▸ **Written request**: Within the records that follow, find every line containing the string "мероприятий". Copy those lines.

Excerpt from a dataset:
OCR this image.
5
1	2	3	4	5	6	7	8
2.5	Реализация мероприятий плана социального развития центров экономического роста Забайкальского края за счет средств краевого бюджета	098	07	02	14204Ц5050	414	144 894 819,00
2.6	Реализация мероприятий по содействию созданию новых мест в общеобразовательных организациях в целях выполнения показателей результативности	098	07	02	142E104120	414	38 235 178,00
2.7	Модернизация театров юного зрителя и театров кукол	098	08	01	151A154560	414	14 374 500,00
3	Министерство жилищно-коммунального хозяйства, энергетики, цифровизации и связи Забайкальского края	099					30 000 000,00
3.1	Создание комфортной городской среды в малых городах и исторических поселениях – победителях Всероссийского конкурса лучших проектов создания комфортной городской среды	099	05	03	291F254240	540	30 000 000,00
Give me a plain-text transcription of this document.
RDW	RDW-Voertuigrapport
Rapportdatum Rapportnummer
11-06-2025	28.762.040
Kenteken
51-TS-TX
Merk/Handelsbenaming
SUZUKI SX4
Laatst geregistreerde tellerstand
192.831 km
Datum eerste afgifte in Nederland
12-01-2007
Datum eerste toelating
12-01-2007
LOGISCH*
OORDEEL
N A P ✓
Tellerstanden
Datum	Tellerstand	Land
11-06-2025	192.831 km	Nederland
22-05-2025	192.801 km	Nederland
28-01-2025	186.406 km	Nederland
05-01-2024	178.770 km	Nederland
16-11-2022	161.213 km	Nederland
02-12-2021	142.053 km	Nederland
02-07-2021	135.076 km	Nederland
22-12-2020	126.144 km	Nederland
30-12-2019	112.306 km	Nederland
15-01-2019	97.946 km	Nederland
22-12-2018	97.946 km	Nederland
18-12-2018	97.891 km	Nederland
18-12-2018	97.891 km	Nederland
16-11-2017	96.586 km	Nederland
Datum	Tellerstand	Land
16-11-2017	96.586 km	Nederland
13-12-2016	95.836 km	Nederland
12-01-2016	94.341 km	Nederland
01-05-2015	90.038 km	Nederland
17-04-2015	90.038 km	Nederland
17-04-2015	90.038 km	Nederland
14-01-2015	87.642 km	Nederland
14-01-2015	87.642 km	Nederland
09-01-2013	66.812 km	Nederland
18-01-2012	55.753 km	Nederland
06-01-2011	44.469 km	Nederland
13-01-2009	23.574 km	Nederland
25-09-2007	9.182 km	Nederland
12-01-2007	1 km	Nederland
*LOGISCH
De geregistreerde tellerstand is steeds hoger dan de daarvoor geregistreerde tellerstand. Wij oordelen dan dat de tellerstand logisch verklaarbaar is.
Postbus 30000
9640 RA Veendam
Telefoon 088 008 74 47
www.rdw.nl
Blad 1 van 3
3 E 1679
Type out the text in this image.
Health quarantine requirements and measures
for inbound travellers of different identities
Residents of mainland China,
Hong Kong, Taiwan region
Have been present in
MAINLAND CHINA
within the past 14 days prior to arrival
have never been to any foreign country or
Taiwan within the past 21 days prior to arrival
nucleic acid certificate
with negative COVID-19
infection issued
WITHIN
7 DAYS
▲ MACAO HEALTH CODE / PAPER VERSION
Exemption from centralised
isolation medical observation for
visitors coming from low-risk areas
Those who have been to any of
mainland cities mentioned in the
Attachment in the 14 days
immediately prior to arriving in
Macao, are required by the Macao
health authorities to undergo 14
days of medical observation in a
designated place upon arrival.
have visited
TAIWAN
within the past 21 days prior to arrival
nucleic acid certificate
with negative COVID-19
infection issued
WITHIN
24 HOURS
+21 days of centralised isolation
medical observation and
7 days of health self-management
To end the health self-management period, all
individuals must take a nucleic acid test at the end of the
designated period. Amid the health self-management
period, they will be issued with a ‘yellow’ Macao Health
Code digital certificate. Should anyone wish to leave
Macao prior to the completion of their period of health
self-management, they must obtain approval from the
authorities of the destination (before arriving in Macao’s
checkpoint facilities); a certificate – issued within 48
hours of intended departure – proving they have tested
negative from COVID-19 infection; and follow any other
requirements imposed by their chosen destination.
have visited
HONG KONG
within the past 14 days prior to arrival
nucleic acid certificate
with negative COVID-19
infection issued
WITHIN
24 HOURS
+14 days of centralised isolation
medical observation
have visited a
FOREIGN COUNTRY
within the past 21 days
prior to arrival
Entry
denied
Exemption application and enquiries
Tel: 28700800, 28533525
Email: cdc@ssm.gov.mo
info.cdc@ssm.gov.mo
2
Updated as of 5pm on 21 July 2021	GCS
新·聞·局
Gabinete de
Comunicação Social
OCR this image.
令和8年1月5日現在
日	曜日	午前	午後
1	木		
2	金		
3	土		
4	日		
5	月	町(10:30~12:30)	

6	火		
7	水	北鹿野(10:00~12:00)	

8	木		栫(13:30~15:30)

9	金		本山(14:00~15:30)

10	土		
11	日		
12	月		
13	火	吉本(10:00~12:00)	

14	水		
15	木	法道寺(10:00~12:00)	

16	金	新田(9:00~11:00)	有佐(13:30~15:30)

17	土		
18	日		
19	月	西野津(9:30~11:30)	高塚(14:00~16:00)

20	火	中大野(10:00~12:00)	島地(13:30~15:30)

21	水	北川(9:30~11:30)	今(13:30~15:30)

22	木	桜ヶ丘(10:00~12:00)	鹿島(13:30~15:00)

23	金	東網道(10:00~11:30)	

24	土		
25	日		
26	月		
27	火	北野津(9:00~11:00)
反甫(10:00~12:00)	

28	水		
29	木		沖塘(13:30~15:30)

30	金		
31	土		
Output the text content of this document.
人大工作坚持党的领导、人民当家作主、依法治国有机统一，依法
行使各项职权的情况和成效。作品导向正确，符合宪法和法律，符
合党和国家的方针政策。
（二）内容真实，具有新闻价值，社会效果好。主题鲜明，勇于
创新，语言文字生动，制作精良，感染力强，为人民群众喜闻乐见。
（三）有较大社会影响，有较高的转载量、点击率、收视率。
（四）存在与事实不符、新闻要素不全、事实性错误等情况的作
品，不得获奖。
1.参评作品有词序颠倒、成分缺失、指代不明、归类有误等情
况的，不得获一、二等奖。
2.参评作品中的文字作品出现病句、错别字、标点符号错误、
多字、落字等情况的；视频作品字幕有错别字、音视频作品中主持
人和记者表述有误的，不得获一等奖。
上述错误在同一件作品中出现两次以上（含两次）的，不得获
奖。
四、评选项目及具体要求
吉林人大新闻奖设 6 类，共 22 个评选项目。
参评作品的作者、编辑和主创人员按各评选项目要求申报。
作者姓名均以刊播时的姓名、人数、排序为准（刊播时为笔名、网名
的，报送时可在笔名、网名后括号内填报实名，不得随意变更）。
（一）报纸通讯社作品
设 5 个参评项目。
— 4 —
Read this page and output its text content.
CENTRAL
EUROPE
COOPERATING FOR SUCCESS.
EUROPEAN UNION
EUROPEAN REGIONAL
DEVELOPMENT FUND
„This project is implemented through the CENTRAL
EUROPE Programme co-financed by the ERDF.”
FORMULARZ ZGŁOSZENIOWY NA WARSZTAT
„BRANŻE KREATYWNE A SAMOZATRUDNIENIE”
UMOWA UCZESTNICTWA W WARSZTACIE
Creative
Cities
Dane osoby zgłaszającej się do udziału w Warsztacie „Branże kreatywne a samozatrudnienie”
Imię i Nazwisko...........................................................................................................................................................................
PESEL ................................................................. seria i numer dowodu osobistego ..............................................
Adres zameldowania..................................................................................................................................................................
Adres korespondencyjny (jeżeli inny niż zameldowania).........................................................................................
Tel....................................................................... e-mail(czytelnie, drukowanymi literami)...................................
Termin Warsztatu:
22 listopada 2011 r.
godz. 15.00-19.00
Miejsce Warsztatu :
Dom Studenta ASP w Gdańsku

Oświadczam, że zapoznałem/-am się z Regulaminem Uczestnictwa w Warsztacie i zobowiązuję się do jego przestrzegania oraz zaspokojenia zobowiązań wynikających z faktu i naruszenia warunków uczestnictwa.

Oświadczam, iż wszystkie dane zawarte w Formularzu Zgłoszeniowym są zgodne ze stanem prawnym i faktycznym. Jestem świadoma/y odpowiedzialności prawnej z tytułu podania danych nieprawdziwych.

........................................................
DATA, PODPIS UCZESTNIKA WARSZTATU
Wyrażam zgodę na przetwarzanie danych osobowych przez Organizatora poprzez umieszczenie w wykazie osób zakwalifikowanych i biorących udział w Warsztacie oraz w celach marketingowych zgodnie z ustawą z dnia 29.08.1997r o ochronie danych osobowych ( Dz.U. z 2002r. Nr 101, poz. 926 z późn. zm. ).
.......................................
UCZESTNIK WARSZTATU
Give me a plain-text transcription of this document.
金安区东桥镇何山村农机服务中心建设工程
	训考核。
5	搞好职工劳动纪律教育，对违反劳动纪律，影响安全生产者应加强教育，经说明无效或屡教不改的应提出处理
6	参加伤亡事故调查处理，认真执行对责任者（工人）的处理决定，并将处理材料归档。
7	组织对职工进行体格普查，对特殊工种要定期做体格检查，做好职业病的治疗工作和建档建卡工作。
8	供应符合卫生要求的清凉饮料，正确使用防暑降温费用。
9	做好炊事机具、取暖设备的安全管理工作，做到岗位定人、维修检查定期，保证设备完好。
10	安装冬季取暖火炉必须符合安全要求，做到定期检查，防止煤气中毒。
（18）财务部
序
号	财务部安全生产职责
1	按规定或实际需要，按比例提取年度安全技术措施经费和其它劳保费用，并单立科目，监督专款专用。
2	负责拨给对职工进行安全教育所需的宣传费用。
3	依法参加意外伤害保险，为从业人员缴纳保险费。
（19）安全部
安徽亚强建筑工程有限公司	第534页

▸ **Reply**:
2.5	Реализация мероприятий плана социального развития центров экономического роста Забайкальского края за счет средств краевого бюджета	098	07	02	14204Ц5050	414	144 894 819,00
2.6	Реализация мероприятий по содействию созданию новых мест в общеобразовательных организациях в целях выполнения показателей результативности	098	07	02	142E104120	414	38 235 178,00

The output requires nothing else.